Collection entries:
-- Start --
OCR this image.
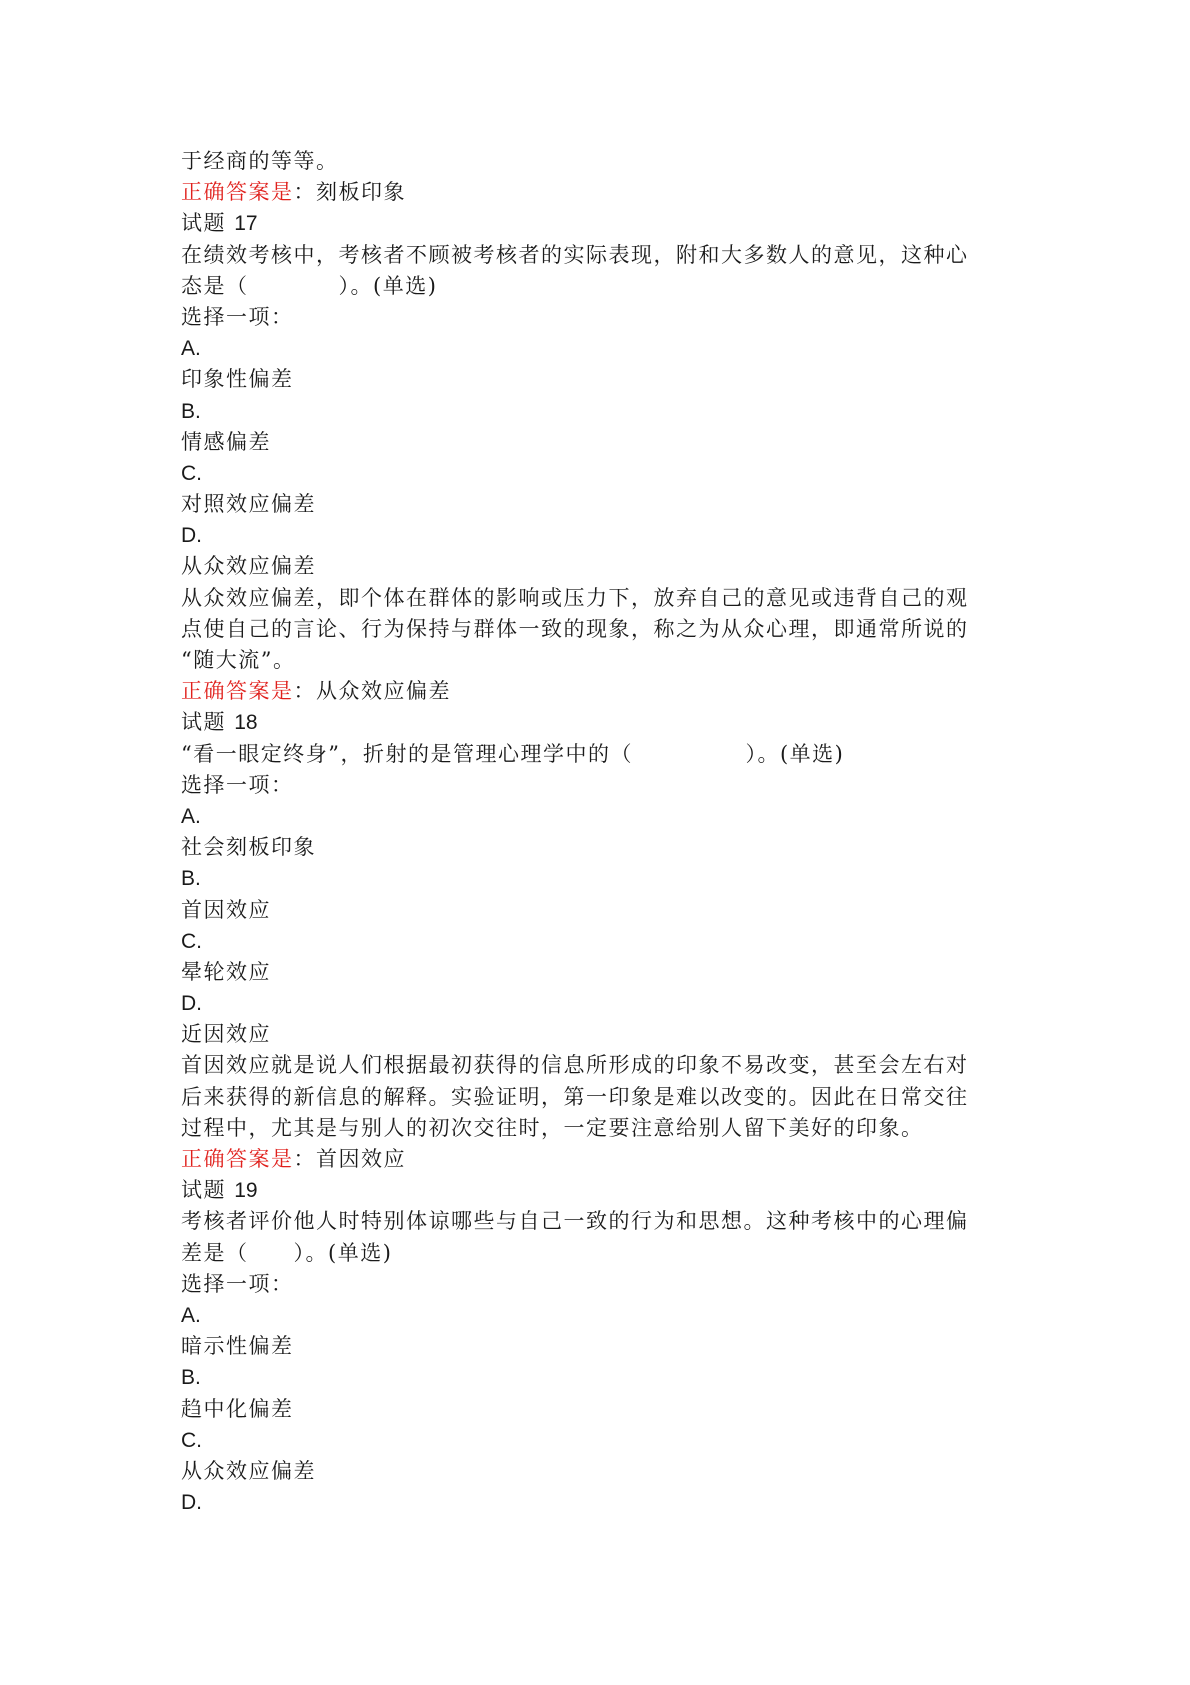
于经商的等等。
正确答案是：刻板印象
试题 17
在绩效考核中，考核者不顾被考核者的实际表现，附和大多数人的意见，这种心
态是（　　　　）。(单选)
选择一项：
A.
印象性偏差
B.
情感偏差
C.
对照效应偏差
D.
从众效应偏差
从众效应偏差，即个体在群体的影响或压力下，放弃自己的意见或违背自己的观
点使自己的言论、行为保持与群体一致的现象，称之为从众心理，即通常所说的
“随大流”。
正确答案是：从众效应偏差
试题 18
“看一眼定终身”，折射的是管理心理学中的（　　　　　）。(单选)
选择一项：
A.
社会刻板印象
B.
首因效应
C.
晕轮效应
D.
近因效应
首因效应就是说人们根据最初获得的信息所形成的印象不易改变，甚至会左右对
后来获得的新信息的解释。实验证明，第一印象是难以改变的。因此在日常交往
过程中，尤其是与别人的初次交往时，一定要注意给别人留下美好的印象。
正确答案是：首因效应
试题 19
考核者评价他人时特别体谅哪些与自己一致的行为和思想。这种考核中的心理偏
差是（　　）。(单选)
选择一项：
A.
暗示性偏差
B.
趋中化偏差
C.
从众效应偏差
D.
-- End --
*Requirement*
The data above should be repeated exactly, minus any pictures.

*Output for this exercise*
OCR this image.
于经商的等等。
正确答案是：刻板印象
试题 17
在绩效考核中，考核者不顾被考核者的实际表现，附和大多数人的意见，这种心
态是（　　　　）。(单选)
选择一项：
A.
印象性偏差
B.
情感偏差
C.
对照效应偏差
D.
从众效应偏差
从众效应偏差，即个体在群体的影响或压力下，放弃自己的意见或违背自己的观
点使自己的言论、行为保持与群体一致的现象，称之为从众心理，即通常所说的
“随大流”。
正确答案是：从众效应偏差
试题 18
“看一眼定终身”，折射的是管理心理学中的（　　　　　）。(单选)
选择一项：
A.
社会刻板印象
B.
首因效应
C.
晕轮效应
D.
近因效应
首因效应就是说人们根据最初获得的信息所形成的印象不易改变，甚至会左右对
后来获得的新信息的解释。实验证明，第一印象是难以改变的。因此在日常交往
过程中，尤其是与别人的初次交往时，一定要注意给别人留下美好的印象。
正确答案是：首因效应
试题 19
考核者评价他人时特别体谅哪些与自己一致的行为和思想。这种考核中的心理偏
差是（　　）。(单选)
选择一项：
A.
暗示性偏差
B.
趋中化偏差
C.
从众效应偏差
D.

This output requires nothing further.